## BEGIN
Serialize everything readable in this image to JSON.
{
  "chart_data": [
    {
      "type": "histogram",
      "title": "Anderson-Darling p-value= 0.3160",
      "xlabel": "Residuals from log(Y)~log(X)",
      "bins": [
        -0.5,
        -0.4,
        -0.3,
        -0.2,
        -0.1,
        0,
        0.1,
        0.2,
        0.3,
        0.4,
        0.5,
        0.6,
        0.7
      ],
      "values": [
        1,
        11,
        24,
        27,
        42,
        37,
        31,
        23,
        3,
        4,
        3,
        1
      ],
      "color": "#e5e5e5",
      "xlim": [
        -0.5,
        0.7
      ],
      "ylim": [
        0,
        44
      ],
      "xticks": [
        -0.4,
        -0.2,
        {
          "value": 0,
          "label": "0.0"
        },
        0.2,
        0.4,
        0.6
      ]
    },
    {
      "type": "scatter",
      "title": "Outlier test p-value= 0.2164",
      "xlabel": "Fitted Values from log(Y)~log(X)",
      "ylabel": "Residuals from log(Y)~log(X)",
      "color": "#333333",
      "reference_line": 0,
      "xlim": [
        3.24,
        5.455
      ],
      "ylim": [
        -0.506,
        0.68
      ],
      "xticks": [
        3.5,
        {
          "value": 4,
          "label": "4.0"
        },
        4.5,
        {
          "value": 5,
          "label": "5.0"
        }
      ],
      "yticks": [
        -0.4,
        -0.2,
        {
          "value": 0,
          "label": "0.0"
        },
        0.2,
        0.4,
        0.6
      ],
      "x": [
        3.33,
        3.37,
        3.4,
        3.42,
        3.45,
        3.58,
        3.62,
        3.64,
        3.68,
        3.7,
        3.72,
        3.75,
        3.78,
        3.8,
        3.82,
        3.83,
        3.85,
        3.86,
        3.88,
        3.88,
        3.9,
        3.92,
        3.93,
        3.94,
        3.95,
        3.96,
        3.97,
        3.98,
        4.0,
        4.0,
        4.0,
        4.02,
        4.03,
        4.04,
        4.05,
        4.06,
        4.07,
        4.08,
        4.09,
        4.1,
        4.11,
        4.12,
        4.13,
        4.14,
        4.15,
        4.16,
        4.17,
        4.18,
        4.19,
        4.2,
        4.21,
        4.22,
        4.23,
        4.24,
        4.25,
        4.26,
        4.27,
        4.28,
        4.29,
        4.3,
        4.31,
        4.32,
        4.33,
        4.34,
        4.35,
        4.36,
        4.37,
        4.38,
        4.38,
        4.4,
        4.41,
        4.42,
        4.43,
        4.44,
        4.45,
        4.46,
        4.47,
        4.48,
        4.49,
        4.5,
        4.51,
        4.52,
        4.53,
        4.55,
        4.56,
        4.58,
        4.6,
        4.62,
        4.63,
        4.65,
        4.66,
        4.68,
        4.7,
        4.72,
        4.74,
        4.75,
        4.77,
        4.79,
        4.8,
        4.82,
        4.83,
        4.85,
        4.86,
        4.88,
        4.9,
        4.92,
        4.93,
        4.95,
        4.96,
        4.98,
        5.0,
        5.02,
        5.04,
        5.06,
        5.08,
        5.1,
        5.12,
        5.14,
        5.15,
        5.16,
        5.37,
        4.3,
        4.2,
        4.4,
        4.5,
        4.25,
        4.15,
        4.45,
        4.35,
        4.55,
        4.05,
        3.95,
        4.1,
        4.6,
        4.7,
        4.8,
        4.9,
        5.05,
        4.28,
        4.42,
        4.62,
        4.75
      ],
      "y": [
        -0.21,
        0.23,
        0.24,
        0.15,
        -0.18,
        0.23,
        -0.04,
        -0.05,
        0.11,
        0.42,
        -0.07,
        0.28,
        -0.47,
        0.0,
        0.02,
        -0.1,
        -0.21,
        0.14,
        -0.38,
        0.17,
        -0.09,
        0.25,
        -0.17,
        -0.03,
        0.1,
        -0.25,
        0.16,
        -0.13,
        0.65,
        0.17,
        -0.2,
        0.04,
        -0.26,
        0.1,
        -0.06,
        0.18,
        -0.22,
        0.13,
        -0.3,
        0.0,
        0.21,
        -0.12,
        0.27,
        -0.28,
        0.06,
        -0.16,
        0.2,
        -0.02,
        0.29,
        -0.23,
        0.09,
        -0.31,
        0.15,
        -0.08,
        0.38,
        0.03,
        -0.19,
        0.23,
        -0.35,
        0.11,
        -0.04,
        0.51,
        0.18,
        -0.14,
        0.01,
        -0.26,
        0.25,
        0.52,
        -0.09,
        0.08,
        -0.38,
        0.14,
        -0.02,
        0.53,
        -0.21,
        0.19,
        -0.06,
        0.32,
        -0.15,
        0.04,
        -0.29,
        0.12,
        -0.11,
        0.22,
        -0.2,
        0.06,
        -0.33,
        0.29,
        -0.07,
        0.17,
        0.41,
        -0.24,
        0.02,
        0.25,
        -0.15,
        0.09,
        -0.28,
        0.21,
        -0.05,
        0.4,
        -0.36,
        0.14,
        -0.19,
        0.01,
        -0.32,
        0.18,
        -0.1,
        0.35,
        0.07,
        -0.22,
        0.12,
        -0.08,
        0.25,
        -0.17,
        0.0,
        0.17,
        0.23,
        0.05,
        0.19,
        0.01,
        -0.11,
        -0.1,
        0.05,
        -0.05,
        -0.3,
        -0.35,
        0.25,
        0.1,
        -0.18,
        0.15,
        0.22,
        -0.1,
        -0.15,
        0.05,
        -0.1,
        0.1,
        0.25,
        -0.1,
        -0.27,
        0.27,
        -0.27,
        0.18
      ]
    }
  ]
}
## END
#### PROBLEM
Every entry in the listing must be retyped exactly.

#### RESULT OF THE TASK
Serialize everything readable in this image to JSON.
{
  "chart_data": [
    {
      "type": "histogram",
      "title": "Anderson-Darling p-value= 0.3160",
      "xlabel": "Residuals from log(Y)~log(X)",
      "bins": [
        -0.5,
        -0.4,
        -0.3,
        -0.2,
        -0.1,
        0,
        0.1,
        0.2,
        0.3,
        0.4,
        0.5,
        0.6,
        0.7
      ],
      "values": [
        1,
        11,
        24,
        27,
        42,
        37,
        31,
        23,
        3,
        4,
        3,
        1
      ],
      "color": "#e5e5e5",
      "xlim": [
        -0.5,
        0.7
      ],
      "ylim": [
        0,
        44
      ],
      "xticks": [
        -0.4,
        -0.2,
        {
          "value": 0,
          "label": "0.0"
        },
        0.2,
        0.4,
        0.6
      ]
    },
    {
      "type": "scatter",
      "title": "Outlier test p-value= 0.2164",
      "xlabel": "Fitted Values from log(Y)~log(X)",
      "ylabel": "Residuals from log(Y)~log(X)",
      "color": "#333333",
      "reference_line": 0,
      "xlim": [
        3.24,
        5.455
      ],
      "ylim": [
        -0.506,
        0.68
      ],
      "xticks": [
        3.5,
        {
          "value": 4,
          "label": "4.0"
        },
        4.5,
        {
          "value": 5,
          "label": "5.0"
        }
      ],
      "yticks": [
        -0.4,
        -0.2,
        {
          "value": 0,
          "label": "0.0"
        },
        0.2,
        0.4,
        0.6
      ],
      "x": [
        3.33,
        3.37,
        3.4,
        3.42,
        3.45,
        3.58,
        3.62,
        3.64,
        3.68,
        3.7,
        3.72,
        3.75,
        3.78,
        3.8,
        3.82,
        3.83,
        3.85,
        3.86,
        3.88,
        3.88,
        3.9,
        3.92,
        3.93,
        3.94,
        3.95,
        3.96,
        3.97,
        3.98,
        4.0,
        4.0,
        4.0,
        4.02,
        4.03,
        4.04,
        4.05,
        4.06,
        4.07,
        4.08,
        4.09,
        4.1,
        4.11,
        4.12,
        4.13,
        4.14,
        4.15,
        4.16,
        4.17,
        4.18,
        4.19,
        4.2,
        4.21,
        4.22,
        4.23,
        4.24,
        4.25,
        4.26,
        4.27,
        4.28,
        4.29,
        4.3,
        4.31,
        4.32,
        4.33,
        4.34,
        4.35,
        4.36,
        4.37,
        4.38,
        4.38,
        4.4,
        4.41,
        4.42,
        4.43,
        4.44,
        4.45,
        4.46,
        4.47,
        4.48,
        4.49,
        4.5,
        4.51,
        4.52,
        4.53,
        4.55,
        4.56,
        4.58,
        4.6,
        4.62,
        4.63,
        4.65,
        4.66,
        4.68,
        4.7,
        4.72,
        4.74,
        4.75,
        4.77,
        4.79,
        4.8,
        4.82,
        4.83,
        4.85,
        4.86,
        4.88,
        4.9,
        4.92,
        4.93,
        4.95,
        4.96,
        4.98,
        5.0,
        5.02,
        5.04,
        5.06,
        5.08,
        5.1,
        5.12,
        5.14,
        5.15,
        5.16,
        5.37,
        4.3,
        4.2,
        4.4,
        4.5,
        4.25,
        4.15,
        4.45,
        4.35,
        4.55,
        4.05,
        3.95,
        4.1,
        4.6,
        4.7,
        4.8,
        4.9,
        5.05,
        4.28,
        4.42,
        4.62,
        4.75
      ],
      "y": [
        -0.21,
        0.23,
        0.24,
        0.15,
        -0.18,
        0.23,
        -0.04,
        -0.05,
        0.11,
        0.42,
        -0.07,
        0.28,
        -0.47,
        0.0,
        0.02,
        -0.1,
        -0.21,
        0.14,
        -0.38,
        0.17,
        -0.09,
        0.25,
        -0.17,
        -0.03,
        0.1,
        -0.25,
        0.16,
        -0.13,
        0.65,
        0.17,
        -0.2,
        0.04,
        -0.26,
        0.1,
        -0.06,
        0.18,
        -0.22,
        0.13,
        -0.3,
        0.0,
        0.21,
        -0.12,
        0.27,
        -0.28,
        0.06,
        -0.16,
        0.2,
        -0.02,
        0.29,
        -0.23,
        0.09,
        -0.31,
        0.15,
        -0.08,
        0.38,
        0.03,
        -0.19,
        0.23,
        -0.35,
        0.11,
        -0.04,
        0.51,
        0.18,
        -0.14,
        0.01,
        -0.26,
        0.25,
        0.52,
        -0.09,
        0.08,
        -0.38,
        0.14,
        -0.02,
        0.53,
        -0.21,
        0.19,
        -0.06,
        0.32,
        -0.15,
        0.04,
        -0.29,
        0.12,
        -0.11,
        0.22,
        -0.2,
        0.06,
        -0.33,
        0.29,
        -0.07,
        0.17,
        0.41,
        -0.24,
        0.02,
        0.25,
        -0.15,
        0.09,
        -0.28,
        0.21,
        -0.05,
        0.4,
        -0.36,
        0.14,
        -0.19,
        0.01,
        -0.32,
        0.18,
        -0.1,
        0.35,
        0.07,
        -0.22,
        0.12,
        -0.08,
        0.25,
        -0.17,
        0.0,
        0.17,
        0.23,
        0.05,
        0.19,
        0.01,
        -0.11,
        -0.1,
        0.05,
        -0.05,
        -0.3,
        -0.35,
        0.25,
        0.1,
        -0.18,
        0.15,
        0.22,
        -0.1,
        -0.15,
        0.05,
        -0.1,
        0.1,
        0.25,
        -0.1,
        -0.27,
        0.27,
        -0.27,
        0.18
      ]
    }
  ]
}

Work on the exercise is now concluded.